── DATA SECTION
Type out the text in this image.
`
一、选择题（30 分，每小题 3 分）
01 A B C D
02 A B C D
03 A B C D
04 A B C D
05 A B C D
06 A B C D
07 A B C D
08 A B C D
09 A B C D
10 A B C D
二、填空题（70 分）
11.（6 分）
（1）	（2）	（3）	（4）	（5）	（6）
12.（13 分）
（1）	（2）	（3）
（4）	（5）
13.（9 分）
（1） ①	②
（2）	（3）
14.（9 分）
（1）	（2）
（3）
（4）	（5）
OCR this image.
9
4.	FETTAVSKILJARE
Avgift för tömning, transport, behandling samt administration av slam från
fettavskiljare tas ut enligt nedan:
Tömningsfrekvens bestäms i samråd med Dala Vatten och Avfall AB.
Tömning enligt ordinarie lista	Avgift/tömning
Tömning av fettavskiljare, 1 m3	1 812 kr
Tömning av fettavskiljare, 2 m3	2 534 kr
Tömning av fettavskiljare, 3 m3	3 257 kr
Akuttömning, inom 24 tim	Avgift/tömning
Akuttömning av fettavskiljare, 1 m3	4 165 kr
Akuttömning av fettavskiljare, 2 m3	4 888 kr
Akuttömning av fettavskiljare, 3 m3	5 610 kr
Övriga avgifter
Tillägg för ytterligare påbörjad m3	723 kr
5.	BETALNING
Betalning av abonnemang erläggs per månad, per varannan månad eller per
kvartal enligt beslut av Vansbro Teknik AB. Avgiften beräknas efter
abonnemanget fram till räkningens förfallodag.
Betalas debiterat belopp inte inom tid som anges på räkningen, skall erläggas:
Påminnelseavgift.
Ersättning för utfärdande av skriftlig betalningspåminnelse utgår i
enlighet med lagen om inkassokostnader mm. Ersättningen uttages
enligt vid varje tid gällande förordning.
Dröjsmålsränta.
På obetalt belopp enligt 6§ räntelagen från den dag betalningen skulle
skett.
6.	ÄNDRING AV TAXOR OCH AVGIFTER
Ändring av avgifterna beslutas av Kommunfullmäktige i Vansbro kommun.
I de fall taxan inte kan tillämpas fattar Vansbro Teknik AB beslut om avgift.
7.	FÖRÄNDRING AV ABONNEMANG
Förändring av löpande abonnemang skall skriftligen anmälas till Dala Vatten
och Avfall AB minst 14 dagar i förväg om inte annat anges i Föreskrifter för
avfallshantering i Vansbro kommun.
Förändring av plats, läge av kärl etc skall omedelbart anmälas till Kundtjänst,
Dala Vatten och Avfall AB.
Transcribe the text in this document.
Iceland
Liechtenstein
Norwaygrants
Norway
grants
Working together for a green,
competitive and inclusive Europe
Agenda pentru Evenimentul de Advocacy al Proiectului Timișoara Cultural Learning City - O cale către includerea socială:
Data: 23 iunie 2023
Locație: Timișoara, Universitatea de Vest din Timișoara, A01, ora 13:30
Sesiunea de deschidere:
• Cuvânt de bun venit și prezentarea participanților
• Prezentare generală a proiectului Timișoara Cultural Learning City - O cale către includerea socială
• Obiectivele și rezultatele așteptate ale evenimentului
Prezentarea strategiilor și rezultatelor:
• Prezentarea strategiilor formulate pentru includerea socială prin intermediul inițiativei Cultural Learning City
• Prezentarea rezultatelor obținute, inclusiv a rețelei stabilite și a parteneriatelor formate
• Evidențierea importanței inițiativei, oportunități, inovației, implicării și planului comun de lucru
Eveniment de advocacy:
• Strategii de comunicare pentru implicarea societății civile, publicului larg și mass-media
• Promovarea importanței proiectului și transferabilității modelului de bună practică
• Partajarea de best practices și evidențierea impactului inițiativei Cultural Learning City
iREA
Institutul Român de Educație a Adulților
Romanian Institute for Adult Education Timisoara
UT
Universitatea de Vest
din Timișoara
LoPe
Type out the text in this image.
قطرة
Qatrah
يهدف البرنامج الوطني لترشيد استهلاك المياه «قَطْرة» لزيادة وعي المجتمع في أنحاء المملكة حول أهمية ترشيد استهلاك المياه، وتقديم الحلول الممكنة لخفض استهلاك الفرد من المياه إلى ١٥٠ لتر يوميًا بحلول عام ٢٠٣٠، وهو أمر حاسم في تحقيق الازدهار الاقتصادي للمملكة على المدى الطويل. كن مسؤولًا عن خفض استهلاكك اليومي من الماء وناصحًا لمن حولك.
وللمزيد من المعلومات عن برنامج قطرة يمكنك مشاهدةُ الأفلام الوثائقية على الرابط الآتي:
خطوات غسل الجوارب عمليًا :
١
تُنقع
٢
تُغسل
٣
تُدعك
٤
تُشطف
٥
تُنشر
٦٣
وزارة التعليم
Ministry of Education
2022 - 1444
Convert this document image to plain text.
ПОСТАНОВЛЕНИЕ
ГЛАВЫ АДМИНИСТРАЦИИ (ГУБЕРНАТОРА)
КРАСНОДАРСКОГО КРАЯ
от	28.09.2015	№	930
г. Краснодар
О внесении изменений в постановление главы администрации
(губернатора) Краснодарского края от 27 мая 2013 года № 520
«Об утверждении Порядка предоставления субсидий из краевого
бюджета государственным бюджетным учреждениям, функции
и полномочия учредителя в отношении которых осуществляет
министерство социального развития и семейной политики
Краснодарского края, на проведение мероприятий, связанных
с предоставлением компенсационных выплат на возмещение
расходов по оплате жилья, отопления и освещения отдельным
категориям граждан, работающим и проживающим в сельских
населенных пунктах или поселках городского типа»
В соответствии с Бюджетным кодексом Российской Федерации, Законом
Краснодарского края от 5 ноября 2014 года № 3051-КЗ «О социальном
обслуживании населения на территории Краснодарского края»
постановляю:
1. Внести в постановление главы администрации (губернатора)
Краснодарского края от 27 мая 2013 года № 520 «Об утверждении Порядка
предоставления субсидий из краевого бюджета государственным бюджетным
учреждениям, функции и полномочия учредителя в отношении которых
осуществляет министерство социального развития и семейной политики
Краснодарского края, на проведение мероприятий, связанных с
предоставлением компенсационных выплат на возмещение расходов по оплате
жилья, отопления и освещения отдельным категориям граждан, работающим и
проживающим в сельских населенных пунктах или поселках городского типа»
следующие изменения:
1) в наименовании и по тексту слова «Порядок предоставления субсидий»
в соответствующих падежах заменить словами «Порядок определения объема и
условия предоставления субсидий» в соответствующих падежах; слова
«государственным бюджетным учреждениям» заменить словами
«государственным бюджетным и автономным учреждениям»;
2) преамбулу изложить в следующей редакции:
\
────
_GIVEN INSTRUCTION_
Filter the listing above for the string "Порядок" and copy every matching line.

_RESPONSE TO THIS EXERCISE_
1) в наименовании и по тексту слова «Порядок предоставления субсидий»
в соответствующих падежах заменить словами «Порядок определения объема и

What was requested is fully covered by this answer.